**SHORT EXERCISE:** Locate all lines with the word "stanemte" and copy them out.

─── INFORMATION SHOWN ───

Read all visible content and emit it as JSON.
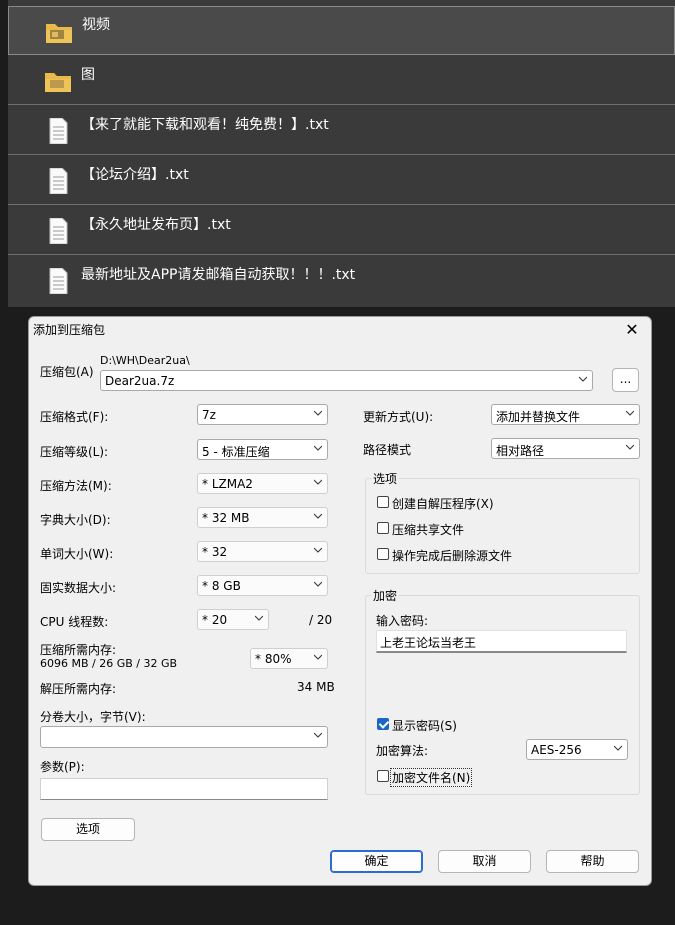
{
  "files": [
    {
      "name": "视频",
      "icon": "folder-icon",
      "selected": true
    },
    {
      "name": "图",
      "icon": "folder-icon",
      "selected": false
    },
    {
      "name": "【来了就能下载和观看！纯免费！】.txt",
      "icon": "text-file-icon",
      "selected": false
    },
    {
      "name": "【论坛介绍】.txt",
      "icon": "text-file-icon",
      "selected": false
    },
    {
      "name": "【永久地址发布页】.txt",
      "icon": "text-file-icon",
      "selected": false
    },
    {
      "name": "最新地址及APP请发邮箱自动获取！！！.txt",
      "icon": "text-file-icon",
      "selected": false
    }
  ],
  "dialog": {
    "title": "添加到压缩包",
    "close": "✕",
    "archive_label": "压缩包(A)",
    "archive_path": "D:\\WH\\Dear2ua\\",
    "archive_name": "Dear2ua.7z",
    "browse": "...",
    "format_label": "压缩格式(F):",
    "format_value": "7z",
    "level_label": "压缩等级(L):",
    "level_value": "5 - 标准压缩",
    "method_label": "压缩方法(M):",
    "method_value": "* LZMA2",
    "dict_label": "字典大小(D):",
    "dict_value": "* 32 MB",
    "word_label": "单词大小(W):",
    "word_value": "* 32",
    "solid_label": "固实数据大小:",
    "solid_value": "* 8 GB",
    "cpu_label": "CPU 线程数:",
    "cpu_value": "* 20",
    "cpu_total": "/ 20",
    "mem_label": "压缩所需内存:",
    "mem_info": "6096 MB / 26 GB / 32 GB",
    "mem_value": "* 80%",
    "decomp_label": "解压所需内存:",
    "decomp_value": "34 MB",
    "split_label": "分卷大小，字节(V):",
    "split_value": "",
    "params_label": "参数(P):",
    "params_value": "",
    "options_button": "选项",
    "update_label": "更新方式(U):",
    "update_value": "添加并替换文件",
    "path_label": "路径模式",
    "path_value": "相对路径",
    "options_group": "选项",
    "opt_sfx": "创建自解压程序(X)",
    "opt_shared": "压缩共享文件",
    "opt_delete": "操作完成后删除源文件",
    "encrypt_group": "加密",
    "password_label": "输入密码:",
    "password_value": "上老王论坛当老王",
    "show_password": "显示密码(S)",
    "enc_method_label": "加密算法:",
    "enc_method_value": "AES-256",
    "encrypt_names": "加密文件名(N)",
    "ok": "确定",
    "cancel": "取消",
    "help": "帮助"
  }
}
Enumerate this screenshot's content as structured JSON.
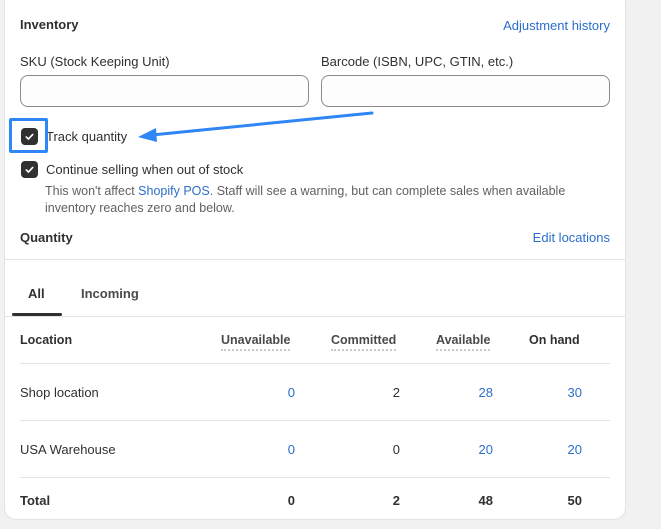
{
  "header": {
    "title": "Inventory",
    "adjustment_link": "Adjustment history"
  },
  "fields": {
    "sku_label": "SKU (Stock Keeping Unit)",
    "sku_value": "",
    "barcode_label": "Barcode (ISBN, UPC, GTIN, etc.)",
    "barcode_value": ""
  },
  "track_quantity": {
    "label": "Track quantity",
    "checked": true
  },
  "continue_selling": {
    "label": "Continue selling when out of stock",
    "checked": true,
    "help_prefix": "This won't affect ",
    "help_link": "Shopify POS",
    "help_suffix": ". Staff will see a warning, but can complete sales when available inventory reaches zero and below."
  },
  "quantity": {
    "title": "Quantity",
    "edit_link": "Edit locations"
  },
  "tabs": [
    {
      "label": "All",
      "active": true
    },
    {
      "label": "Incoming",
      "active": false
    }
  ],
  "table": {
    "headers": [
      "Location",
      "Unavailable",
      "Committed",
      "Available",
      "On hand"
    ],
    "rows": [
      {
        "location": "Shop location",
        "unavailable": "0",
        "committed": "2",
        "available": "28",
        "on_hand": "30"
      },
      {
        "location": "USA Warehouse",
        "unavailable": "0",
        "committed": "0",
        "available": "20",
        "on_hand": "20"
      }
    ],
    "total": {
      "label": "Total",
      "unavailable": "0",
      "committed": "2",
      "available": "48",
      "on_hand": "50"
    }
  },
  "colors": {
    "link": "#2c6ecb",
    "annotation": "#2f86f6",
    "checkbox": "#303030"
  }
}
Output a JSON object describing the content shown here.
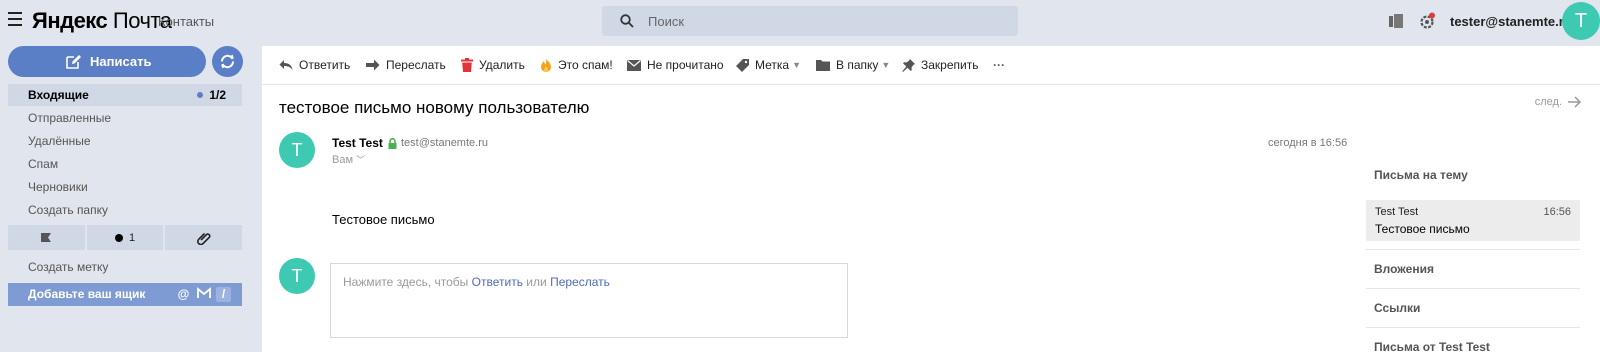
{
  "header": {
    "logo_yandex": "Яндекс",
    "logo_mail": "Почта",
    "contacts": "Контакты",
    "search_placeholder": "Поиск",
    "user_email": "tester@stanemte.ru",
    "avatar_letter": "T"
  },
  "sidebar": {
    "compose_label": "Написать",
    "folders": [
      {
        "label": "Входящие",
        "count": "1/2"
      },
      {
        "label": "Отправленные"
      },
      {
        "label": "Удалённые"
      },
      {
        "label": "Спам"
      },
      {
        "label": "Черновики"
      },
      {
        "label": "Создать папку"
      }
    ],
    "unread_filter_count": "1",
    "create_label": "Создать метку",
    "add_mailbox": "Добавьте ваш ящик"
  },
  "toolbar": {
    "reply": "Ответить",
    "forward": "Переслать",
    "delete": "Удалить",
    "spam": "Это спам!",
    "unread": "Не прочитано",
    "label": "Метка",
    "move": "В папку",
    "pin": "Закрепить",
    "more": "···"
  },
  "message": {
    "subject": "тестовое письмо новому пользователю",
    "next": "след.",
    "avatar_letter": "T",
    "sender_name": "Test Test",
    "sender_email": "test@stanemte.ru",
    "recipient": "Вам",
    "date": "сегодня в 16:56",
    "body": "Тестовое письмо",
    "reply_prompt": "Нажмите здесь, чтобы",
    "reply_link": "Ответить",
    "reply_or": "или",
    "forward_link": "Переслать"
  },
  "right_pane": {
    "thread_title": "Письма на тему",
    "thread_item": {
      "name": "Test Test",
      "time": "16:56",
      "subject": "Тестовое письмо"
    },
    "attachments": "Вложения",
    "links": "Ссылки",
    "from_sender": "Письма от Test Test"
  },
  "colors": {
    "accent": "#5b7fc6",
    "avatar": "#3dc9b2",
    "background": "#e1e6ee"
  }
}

───

**EXERCISE RESULT:**
    "user_email": "tester@stanemte.ru",
    "sender_email": "test@stanemte.ru",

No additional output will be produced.